== ENTRIES PROVIDED
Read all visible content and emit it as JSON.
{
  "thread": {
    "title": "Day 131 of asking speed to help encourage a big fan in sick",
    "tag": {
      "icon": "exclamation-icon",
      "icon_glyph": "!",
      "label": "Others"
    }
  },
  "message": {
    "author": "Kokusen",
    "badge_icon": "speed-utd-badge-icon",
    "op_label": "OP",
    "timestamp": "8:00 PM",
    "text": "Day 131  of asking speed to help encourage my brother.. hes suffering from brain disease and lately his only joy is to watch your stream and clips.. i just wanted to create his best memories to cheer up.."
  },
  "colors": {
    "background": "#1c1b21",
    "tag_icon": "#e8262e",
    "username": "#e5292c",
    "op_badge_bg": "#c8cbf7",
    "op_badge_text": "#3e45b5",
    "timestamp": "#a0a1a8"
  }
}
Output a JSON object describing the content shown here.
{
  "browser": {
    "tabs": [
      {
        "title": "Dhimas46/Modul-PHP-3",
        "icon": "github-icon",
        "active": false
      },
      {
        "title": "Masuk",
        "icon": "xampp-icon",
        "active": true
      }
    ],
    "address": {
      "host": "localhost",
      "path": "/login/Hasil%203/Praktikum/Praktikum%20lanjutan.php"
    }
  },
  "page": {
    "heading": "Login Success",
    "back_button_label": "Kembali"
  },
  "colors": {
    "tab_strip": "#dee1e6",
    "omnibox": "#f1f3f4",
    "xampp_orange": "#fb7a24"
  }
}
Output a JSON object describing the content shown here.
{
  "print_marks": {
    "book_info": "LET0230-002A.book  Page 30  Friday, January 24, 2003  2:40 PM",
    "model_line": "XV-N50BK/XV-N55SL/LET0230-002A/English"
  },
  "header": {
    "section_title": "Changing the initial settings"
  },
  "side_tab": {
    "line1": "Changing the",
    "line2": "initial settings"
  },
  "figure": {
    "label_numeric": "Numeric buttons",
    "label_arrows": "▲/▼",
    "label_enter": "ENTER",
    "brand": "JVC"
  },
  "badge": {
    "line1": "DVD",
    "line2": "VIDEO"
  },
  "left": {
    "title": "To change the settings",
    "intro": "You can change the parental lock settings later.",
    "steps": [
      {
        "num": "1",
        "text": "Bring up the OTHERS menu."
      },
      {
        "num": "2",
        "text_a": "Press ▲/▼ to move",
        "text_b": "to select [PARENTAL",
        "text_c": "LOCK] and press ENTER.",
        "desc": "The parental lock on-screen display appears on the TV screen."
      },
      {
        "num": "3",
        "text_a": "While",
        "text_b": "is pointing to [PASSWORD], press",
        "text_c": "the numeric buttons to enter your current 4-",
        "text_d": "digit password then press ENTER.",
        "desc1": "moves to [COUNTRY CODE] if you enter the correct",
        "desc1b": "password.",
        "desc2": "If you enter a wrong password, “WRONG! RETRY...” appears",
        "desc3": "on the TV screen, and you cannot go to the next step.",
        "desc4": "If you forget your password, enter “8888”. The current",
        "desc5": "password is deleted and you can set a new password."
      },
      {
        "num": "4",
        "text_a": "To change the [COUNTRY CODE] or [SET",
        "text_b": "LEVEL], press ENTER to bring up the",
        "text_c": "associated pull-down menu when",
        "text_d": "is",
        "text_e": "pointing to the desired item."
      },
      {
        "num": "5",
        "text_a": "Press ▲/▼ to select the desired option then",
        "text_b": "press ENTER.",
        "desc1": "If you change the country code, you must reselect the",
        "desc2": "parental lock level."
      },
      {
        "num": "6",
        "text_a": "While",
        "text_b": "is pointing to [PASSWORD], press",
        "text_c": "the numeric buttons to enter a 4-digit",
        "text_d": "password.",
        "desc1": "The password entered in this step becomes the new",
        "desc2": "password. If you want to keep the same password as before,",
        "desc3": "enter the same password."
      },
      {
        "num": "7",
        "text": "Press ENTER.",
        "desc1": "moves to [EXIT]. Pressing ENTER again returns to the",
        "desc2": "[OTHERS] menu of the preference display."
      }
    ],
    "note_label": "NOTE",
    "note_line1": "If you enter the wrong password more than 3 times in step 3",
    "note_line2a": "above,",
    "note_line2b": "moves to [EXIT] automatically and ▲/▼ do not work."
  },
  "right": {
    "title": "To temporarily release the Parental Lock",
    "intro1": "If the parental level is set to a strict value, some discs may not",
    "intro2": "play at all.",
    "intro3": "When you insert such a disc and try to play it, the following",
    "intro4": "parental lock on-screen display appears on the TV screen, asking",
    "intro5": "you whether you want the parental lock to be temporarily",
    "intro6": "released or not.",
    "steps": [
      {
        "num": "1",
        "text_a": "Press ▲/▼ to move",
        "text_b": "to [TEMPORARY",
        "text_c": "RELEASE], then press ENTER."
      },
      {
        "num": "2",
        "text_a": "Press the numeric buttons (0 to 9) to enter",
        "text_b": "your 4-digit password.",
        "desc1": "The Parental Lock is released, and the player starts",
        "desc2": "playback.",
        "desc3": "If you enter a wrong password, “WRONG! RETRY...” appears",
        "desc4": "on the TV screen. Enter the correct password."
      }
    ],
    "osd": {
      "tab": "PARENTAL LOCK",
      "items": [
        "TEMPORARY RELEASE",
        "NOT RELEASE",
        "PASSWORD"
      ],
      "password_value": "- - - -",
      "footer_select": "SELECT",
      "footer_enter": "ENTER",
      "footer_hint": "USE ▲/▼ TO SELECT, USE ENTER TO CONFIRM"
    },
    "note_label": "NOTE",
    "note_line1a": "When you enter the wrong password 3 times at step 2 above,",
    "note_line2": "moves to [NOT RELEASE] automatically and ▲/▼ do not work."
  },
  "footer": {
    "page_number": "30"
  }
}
====
• _TASK_: Quote each line above in full, word for word.

• _WRITTEN SOLUTION_:
Read all visible content and emit it as JSON.
{
  "thread": {
    "title": "Day 131 of asking speed to help encourage a big fan in sick",
    "tag": {
      "icon": "exclamation-icon",
      "icon_glyph": "!",
      "label": "Others"
    }
  },
  "message": {
    "author": "Kokusen",
    "badge_icon": "speed-utd-badge-icon",
    "op_label": "OP",
    "timestamp": "8:00 PM",
    "text": "Day 131  of asking speed to help encourage my brother.. hes suffering from brain disease and lately his only joy is to watch your stream and clips.. i just wanted to create his best memories to cheer up.."
  },
  "colors": {
    "background": "#1c1b21",
    "tag_icon": "#e8262e",
    "username": "#e5292c",
    "op_badge_bg": "#c8cbf7",
    "op_badge_text": "#3e45b5",
    "timestamp": "#a0a1a8"
  }
}
Output a JSON object describing the content shown here.
{
  "browser": {
    "tabs": [
      {
        "title": "Dhimas46/Modul-PHP-3",
        "icon": "github-icon",
        "active": false
      },
      {
        "title": "Masuk",
        "icon": "xampp-icon",
        "active": true
      }
    ],
    "address": {
      "host": "localhost",
      "path": "/login/Hasil%203/Praktikum/Praktikum%20lanjutan.php"
    }
  },
  "page": {
    "heading": "Login Success",
    "back_button_label": "Kembali"
  },
  "colors": {
    "tab_strip": "#dee1e6",
    "omnibox": "#f1f3f4",
    "xampp_orange": "#fb7a24"
  }
}
Output a JSON object describing the content shown here.
{
  "print_marks": {
    "book_info": "LET0230-002A.book  Page 30  Friday, January 24, 2003  2:40 PM",
    "model_line": "XV-N50BK/XV-N55SL/LET0230-002A/English"
  },
  "header": {
    "section_title": "Changing the initial settings"
  },
  "side_tab": {
    "line1": "Changing the",
    "line2": "initial settings"
  },
  "figure": {
    "label_numeric": "Numeric buttons",
    "label_arrows": "▲/▼",
    "label_enter": "ENTER",
    "brand": "JVC"
  },
  "badge": {
    "line1": "DVD",
    "line2": "VIDEO"
  },
  "left": {
    "title": "To change the settings",
    "intro": "You can change the parental lock settings later.",
    "steps": [
      {
        "num": "1",
        "text": "Bring up the OTHERS menu."
      },
      {
        "num": "2",
        "text_a": "Press ▲/▼ to move",
        "text_b": "to select [PARENTAL",
        "text_c": "LOCK] and press ENTER.",
        "desc": "The parental lock on-screen display appears on the TV screen."
      },
      {
        "num": "3",
        "text_a": "While",
        "text_b": "is pointing to [PASSWORD], press",
        "text_c": "the numeric buttons to enter your current 4-",
        "text_d": "digit password then press ENTER.",
        "desc1": "moves to [COUNTRY CODE] if you enter the correct",
        "desc1b": "password.",
        "desc2": "If you enter a wrong password, “WRONG! RETRY...” appears",
        "desc3": "on the TV screen, and you cannot go to the next step.",
        "desc4": "If you forget your password, enter “8888”. The current",
        "desc5": "password is deleted and you can set a new password."
      },
      {
        "num": "4",
        "text_a": "To change the [COUNTRY CODE] or [SET",
        "text_b": "LEVEL], press ENTER to bring up the",
        "text_c": "associated pull-down menu when",
        "text_d": "is",
        "text_e": "pointing to the desired item."
      },
      {
        "num": "5",
        "text_a": "Press ▲/▼ to select the desired option then",
        "text_b": "press ENTER.",
        "desc1": "If you change the country code, you must reselect the",
        "desc2": "parental lock level."
      },
      {
        "num": "6",
        "text_a": "While",
        "text_b": "is pointing to [PASSWORD], press",
        "text_c": "the numeric buttons to enter a 4-digit",
        "text_d": "password.",
        "desc1": "The password entered in this step becomes the new",
        "desc2": "password. If you want to keep the same password as before,",
        "desc3": "enter the same password."
      },
      {
        "num": "7",
        "text": "Press ENTER.",
        "desc1": "moves to [EXIT]. Pressing ENTER again returns to the",
        "desc2": "[OTHERS] menu of the preference display."
      }
    ],
    "note_label": "NOTE",
    "note_line1": "If you enter the wrong password more than 3 times in step 3",
    "note_line2a": "above,",
    "note_line2b": "moves to [EXIT] automatically and ▲/▼ do not work."
  },
  "right": {
    "title": "To temporarily release the Parental Lock",
    "intro1": "If the parental level is set to a strict value, some discs may not",
    "intro2": "play at all.",
    "intro3": "When you insert such a disc and try to play it, the following",
    "intro4": "parental lock on-screen display appears on the TV screen, asking",
    "intro5": "you whether you want the parental lock to be temporarily",
    "intro6": "released or not.",
    "steps": [
      {
        "num": "1",
        "text_a": "Press ▲/▼ to move",
        "text_b": "to [TEMPORARY",
        "text_c": "RELEASE], then press ENTER."
      },
      {
        "num": "2",
        "text_a": "Press the numeric buttons (0 to 9) to enter",
        "text_b": "your 4-digit password.",
        "desc1": "The Parental Lock is released, and the player starts",
        "desc2": "playback.",
        "desc3": "If you enter a wrong password, “WRONG! RETRY...” appears",
        "desc4": "on the TV screen. Enter the correct password."
      }
    ],
    "osd": {
      "tab": "PARENTAL LOCK",
      "items": [
        "TEMPORARY RELEASE",
        "NOT RELEASE",
        "PASSWORD"
      ],
      "password_value": "- - - -",
      "footer_select": "SELECT",
      "footer_enter": "ENTER",
      "footer_hint": "USE ▲/▼ TO SELECT, USE ENTER TO CONFIRM"
    },
    "note_label": "NOTE",
    "note_line1a": "When you enter the wrong password 3 times at step 2 above,",
    "note_line2": "moves to [NOT RELEASE] automatically and ▲/▼ do not work."
  },
  "footer": {
    "page_number": "30"
  }
}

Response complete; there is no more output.